Set down the full listing exactly as given. Any pictures are to be left out.

################

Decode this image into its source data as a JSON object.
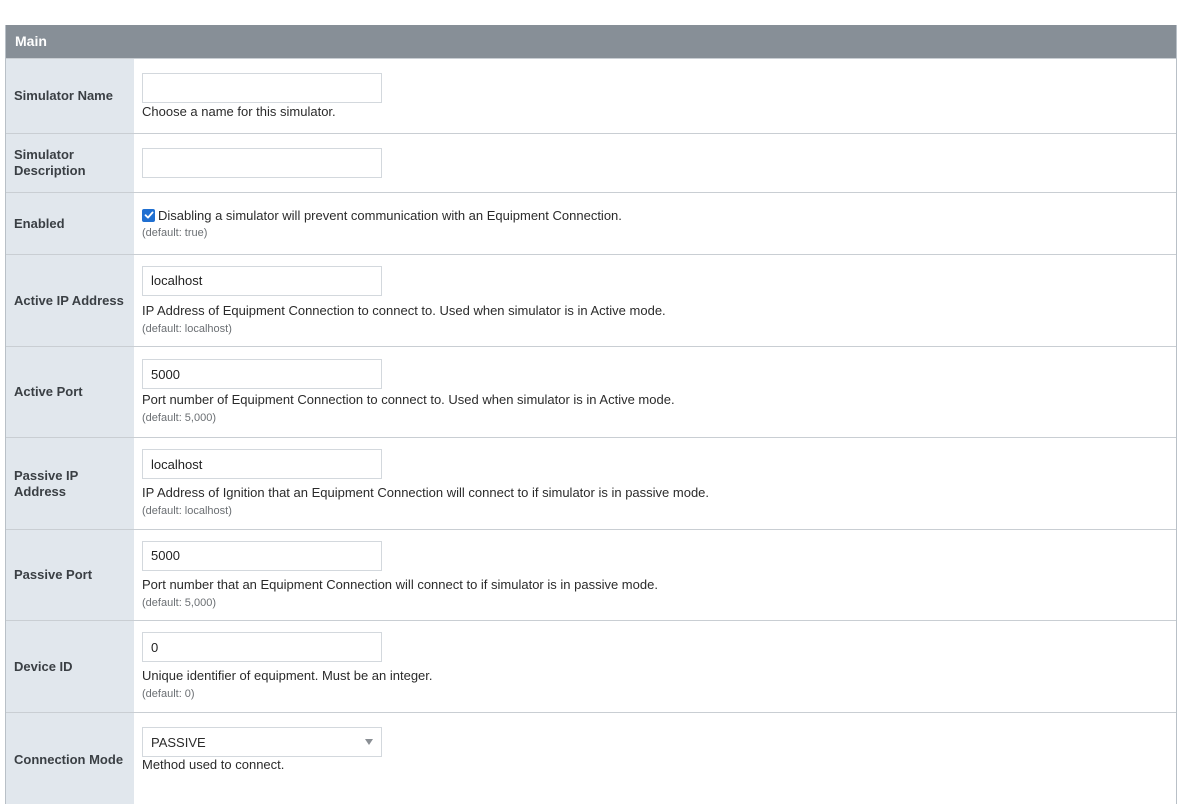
{
  "section": {
    "title": "Main"
  },
  "fields": {
    "simulator_name": {
      "label": "Simulator Name",
      "value": "",
      "help": "Choose a name for this simulator."
    },
    "simulator_description": {
      "label": "Simulator Description",
      "value": ""
    },
    "enabled": {
      "label": "Enabled",
      "checked": true,
      "help": "Disabling a simulator will prevent communication with an Equipment Connection.",
      "default": "(default: true)"
    },
    "active_ip": {
      "label": "Active IP Address",
      "value": "localhost",
      "help": "IP Address of Equipment Connection to connect to. Used when simulator is in Active mode.",
      "default": "(default: localhost)"
    },
    "active_port": {
      "label": "Active Port",
      "value": "5000",
      "help": "Port number of Equipment Connection to connect to. Used when simulator is in Active mode.",
      "default": "(default: 5,000)"
    },
    "passive_ip": {
      "label": "Passive IP Address",
      "value": "localhost",
      "help": "IP Address of Ignition that an Equipment Connection will connect to if simulator is in passive mode.",
      "default": "(default: localhost)"
    },
    "passive_port": {
      "label": "Passive Port",
      "value": "5000",
      "help": "Port number that an Equipment Connection will connect to if simulator is in passive mode.",
      "default": "(default: 5,000)"
    },
    "device_id": {
      "label": "Device ID",
      "value": "0",
      "help": "Unique identifier of equipment. Must be an integer.",
      "default": "(default: 0)"
    },
    "connection_mode": {
      "label": "Connection Mode",
      "selected": "PASSIVE",
      "help": "Method used to connect."
    }
  },
  "colors": {
    "header_bg": "#878f97",
    "label_bg": "#e1e7ed",
    "checkbox": "#1f6fd1"
  }
}
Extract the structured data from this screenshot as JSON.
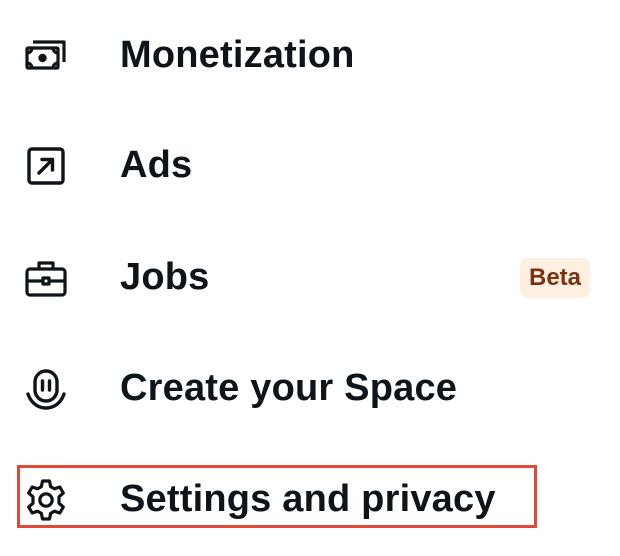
{
  "menu": {
    "items": [
      {
        "label": "Monetization",
        "icon": "monetization-icon"
      },
      {
        "label": "Ads",
        "icon": "arrow-up-right-square-icon"
      },
      {
        "label": "Jobs",
        "icon": "briefcase-icon",
        "badge": "Beta"
      },
      {
        "label": "Create your Space",
        "icon": "spaces-microphone-icon"
      },
      {
        "label": "Settings and privacy",
        "icon": "gear-icon",
        "highlighted": true
      }
    ]
  },
  "colors": {
    "text": "#0f1419",
    "badge_background": "#fdf0e1",
    "badge_text": "#7a3210",
    "highlight_border": "#e04a3b"
  }
}
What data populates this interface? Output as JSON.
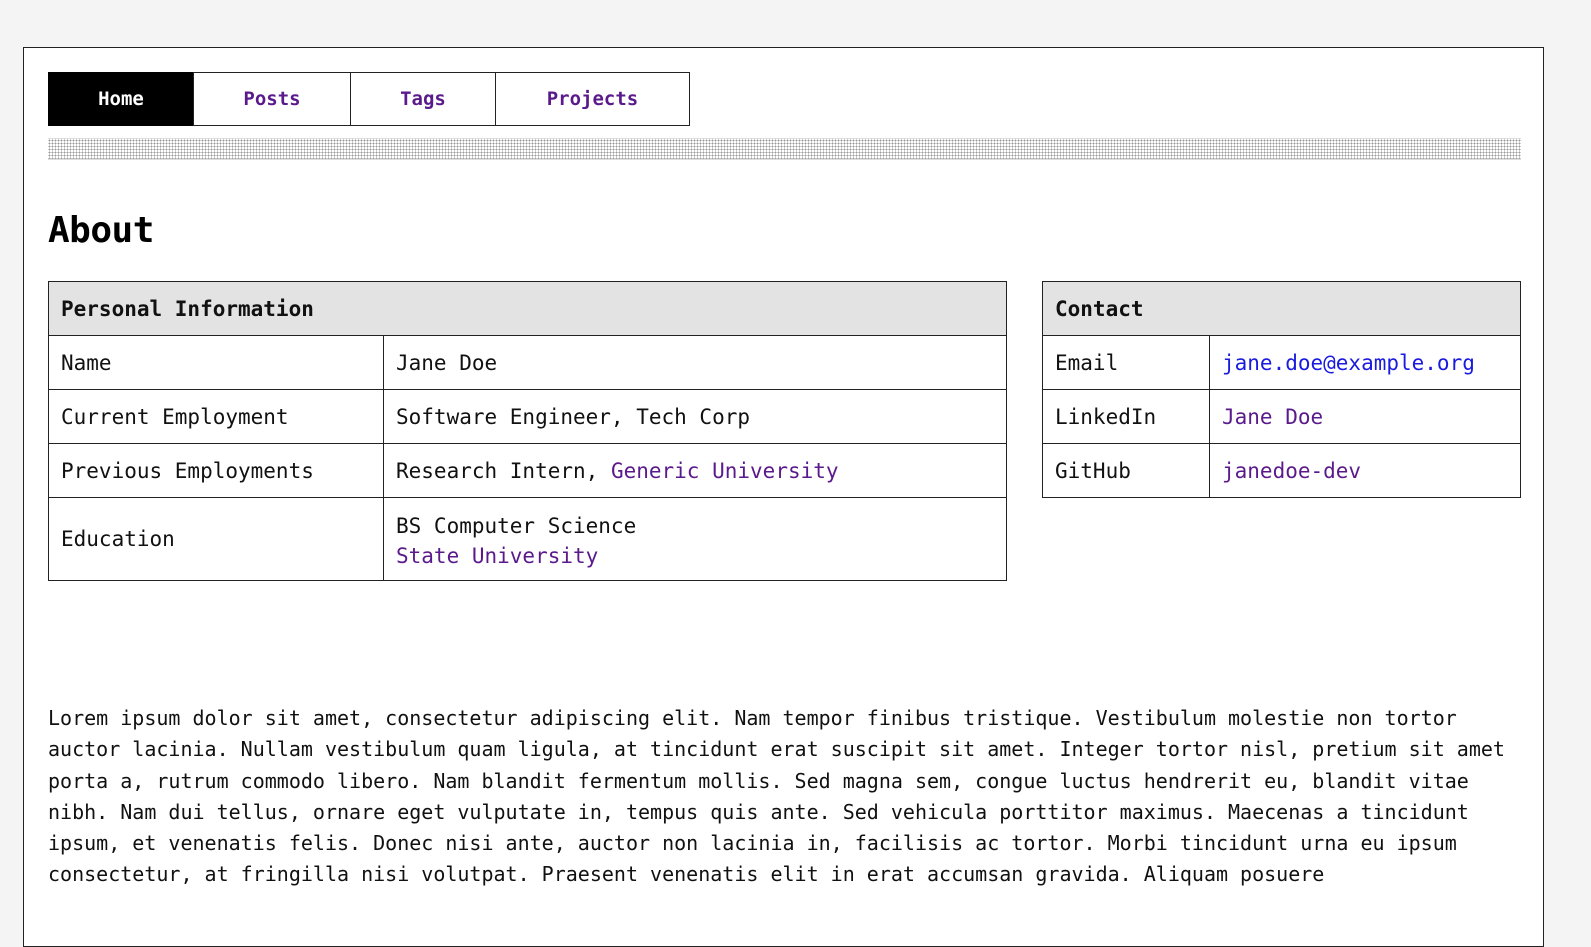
{
  "nav": {
    "items": [
      {
        "label": "Home",
        "active": true
      },
      {
        "label": "Posts",
        "active": false
      },
      {
        "label": "Tags",
        "active": false
      },
      {
        "label": "Projects",
        "active": false
      }
    ]
  },
  "page_title": "About",
  "personal": {
    "header": "Personal Information",
    "rows": {
      "name": {
        "key": "Name",
        "value": "Jane Doe"
      },
      "current": {
        "key": "Current Employment",
        "value": "Software Engineer, Tech Corp"
      },
      "previous": {
        "key": "Previous Employments",
        "value_prefix": "Research Intern,",
        "link": "Generic University"
      },
      "education": {
        "key": "Education",
        "degree": "BS Computer Science",
        "link": "State University"
      }
    }
  },
  "contact": {
    "header": "Contact",
    "rows": {
      "email": {
        "key": "Email",
        "link": "jane.doe@example.org"
      },
      "linkedin": {
        "key": "LinkedIn",
        "link": "Jane Doe"
      },
      "github": {
        "key": "GitHub",
        "link": "janedoe-dev"
      }
    }
  },
  "body_text": "Lorem ipsum dolor sit amet, consectetur adipiscing elit. Nam tempor finibus tristique. Vestibulum molestie non tortor auctor lacinia. Nullam vestibulum quam ligula, at tincidunt erat suscipit sit amet. Integer tortor nisl, pretium sit amet porta a, rutrum commodo libero. Nam blandit fermentum mollis. Sed magna sem, congue luctus hendrerit eu, blandit vitae nibh. Nam dui tellus, ornare eget vulputate in, tempus quis ante. Sed vehicula porttitor maximus. Maecenas a tincidunt ipsum, et venenatis felis. Donec nisi ante, auctor non lacinia in, facilisis ac tortor. Morbi tincidunt urna eu ipsum consectetur, at fringilla nisi volutpat. Praesent venenatis elit in erat accumsan gravida. Aliquam posuere",
  "colors": {
    "link_visited": "#5a1a8c",
    "link_unvisited": "#1a1ae0",
    "header_bg": "#e3e3e3",
    "nav_active_bg": "#000000"
  }
}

################

→ FINAL RESULT:
Decode this image into its source data as a JSON object.
{
  "section": {
    "title": "Main"
  },
  "fields": {
    "simulator_name": {
      "label": "Simulator Name",
      "value": "",
      "help": "Choose a name for this simulator."
    },
    "simulator_description": {
      "label": "Simulator Description",
      "value": ""
    },
    "enabled": {
      "label": "Enabled",
      "checked": true,
      "help": "Disabling a simulator will prevent communication with an Equipment Connection.",
      "default": "(default: true)"
    },
    "active_ip": {
      "label": "Active IP Address",
      "value": "localhost",
      "help": "IP Address of Equipment Connection to connect to. Used when simulator is in Active mode.",
      "default": "(default: localhost)"
    },
    "active_port": {
      "label": "Active Port",
      "value": "5000",
      "help": "Port number of Equipment Connection to connect to. Used when simulator is in Active mode.",
      "default": "(default: 5,000)"
    },
    "passive_ip": {
      "label": "Passive IP Address",
      "value": "localhost",
      "help": "IP Address of Ignition that an Equipment Connection will connect to if simulator is in passive mode.",
      "default": "(default: localhost)"
    },
    "passive_port": {
      "label": "Passive Port",
      "value": "5000",
      "help": "Port number that an Equipment Connection will connect to if simulator is in passive mode.",
      "default": "(default: 5,000)"
    },
    "device_id": {
      "label": "Device ID",
      "value": "0",
      "help": "Unique identifier of equipment. Must be an integer.",
      "default": "(default: 0)"
    },
    "connection_mode": {
      "label": "Connection Mode",
      "selected": "PASSIVE",
      "help": "Method used to connect."
    }
  },
  "colors": {
    "header_bg": "#878f97",
    "label_bg": "#e1e7ed",
    "checkbox": "#1f6fd1"
  }
}
Extract the structured data from this screenshot as JSON.
{
  "menu": {
    "items": [
      {
        "label": "Monetization",
        "icon": "monetization-icon"
      },
      {
        "label": "Ads",
        "icon": "arrow-up-right-square-icon"
      },
      {
        "label": "Jobs",
        "icon": "briefcase-icon",
        "badge": "Beta"
      },
      {
        "label": "Create your Space",
        "icon": "spaces-microphone-icon"
      },
      {
        "label": "Settings and privacy",
        "icon": "gear-icon",
        "highlighted": true
      }
    ]
  },
  "colors": {
    "text": "#0f1419",
    "badge_background": "#fdf0e1",
    "badge_text": "#7a3210",
    "highlight_border": "#e04a3b"
  }
}
What data populates this interface? Output as JSON.
{
  "nav": {
    "items": [
      {
        "label": "Home",
        "active": true
      },
      {
        "label": "Posts",
        "active": false
      },
      {
        "label": "Tags",
        "active": false
      },
      {
        "label": "Projects",
        "active": false
      }
    ]
  },
  "page_title": "About",
  "personal": {
    "header": "Personal Information",
    "rows": {
      "name": {
        "key": "Name",
        "value": "Jane Doe"
      },
      "current": {
        "key": "Current Employment",
        "value": "Software Engineer, Tech Corp"
      },
      "previous": {
        "key": "Previous Employments",
        "value_prefix": "Research Intern,",
        "link": "Generic University"
      },
      "education": {
        "key": "Education",
        "degree": "BS Computer Science",
        "link": "State University"
      }
    }
  },
  "contact": {
    "header": "Contact",
    "rows": {
      "email": {
        "key": "Email",
        "link": "jane.doe@example.org"
      },
      "linkedin": {
        "key": "LinkedIn",
        "link": "Jane Doe"
      },
      "github": {
        "key": "GitHub",
        "link": "janedoe-dev"
      }
    }
  },
  "body_text": "Lorem ipsum dolor sit amet, consectetur adipiscing elit. Nam tempor finibus tristique. Vestibulum molestie non tortor auctor lacinia. Nullam vestibulum quam ligula, at tincidunt erat suscipit sit amet. Integer tortor nisl, pretium sit amet porta a, rutrum commodo libero. Nam blandit fermentum mollis. Sed magna sem, congue luctus hendrerit eu, blandit vitae nibh. Nam dui tellus, ornare eget vulputate in, tempus quis ante. Sed vehicula porttitor maximus. Maecenas a tincidunt ipsum, et venenatis felis. Donec nisi ante, auctor non lacinia in, facilisis ac tortor. Morbi tincidunt urna eu ipsum consectetur, at fringilla nisi volutpat. Praesent venenatis elit in erat accumsan gravida. Aliquam posuere",
  "colors": {
    "link_visited": "#5a1a8c",
    "link_unvisited": "#1a1ae0",
    "header_bg": "#e3e3e3",
    "nav_active_bg": "#000000"
  }
}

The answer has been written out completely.